* _Exercise instructions_:
Below is a listing; write it out exactly and drop any images from it.

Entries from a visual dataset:
»»

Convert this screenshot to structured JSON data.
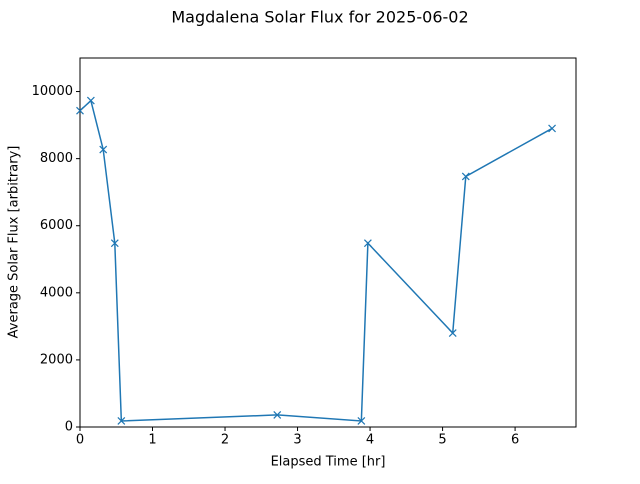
{
  "chart_data": {
    "type": "line",
    "title": "Magdalena Solar Flux for 2025-06-02",
    "xlabel": "Elapsed Time [hr]",
    "ylabel": "Average Solar Flux [arbitrary]",
    "x": [
      0,
      0.15,
      0.32,
      0.48,
      0.57,
      2.72,
      3.88,
      3.97,
      5.14,
      5.32,
      6.51
    ],
    "series": [
      {
        "color": "#1f77b4",
        "marker": "x",
        "values": [
          9430,
          9730,
          8270,
          5480,
          180,
          360,
          180,
          5480,
          2800,
          7470,
          8900
        ]
      }
    ],
    "xlim": [
      0,
      6.84
    ],
    "xticks": [
      0,
      1,
      2,
      3,
      4,
      5,
      6
    ],
    "ylim": [
      0,
      11000
    ],
    "yticks": [
      0,
      2000,
      4000,
      6000,
      8000,
      10000
    ],
    "grid": false
  }
}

««

* _Solution to the problem_:
Convert this screenshot to structured JSON data.
{
  "chart_data": {
    "type": "line",
    "title": "Magdalena Solar Flux for 2025-06-02",
    "xlabel": "Elapsed Time [hr]",
    "ylabel": "Average Solar Flux [arbitrary]",
    "x": [
      0,
      0.15,
      0.32,
      0.48,
      0.57,
      2.72,
      3.88,
      3.97,
      5.14,
      5.32,
      6.51
    ],
    "series": [
      {
        "color": "#1f77b4",
        "marker": "x",
        "values": [
          9430,
          9730,
          8270,
          5480,
          180,
          360,
          180,
          5480,
          2800,
          7470,
          8900
        ]
      }
    ],
    "xlim": [
      0,
      6.84
    ],
    "xticks": [
      0,
      1,
      2,
      3,
      4,
      5,
      6
    ],
    "ylim": [
      0,
      11000
    ],
    "yticks": [
      0,
      2000,
      4000,
      6000,
      8000,
      10000
    ],
    "grid": false
  }
}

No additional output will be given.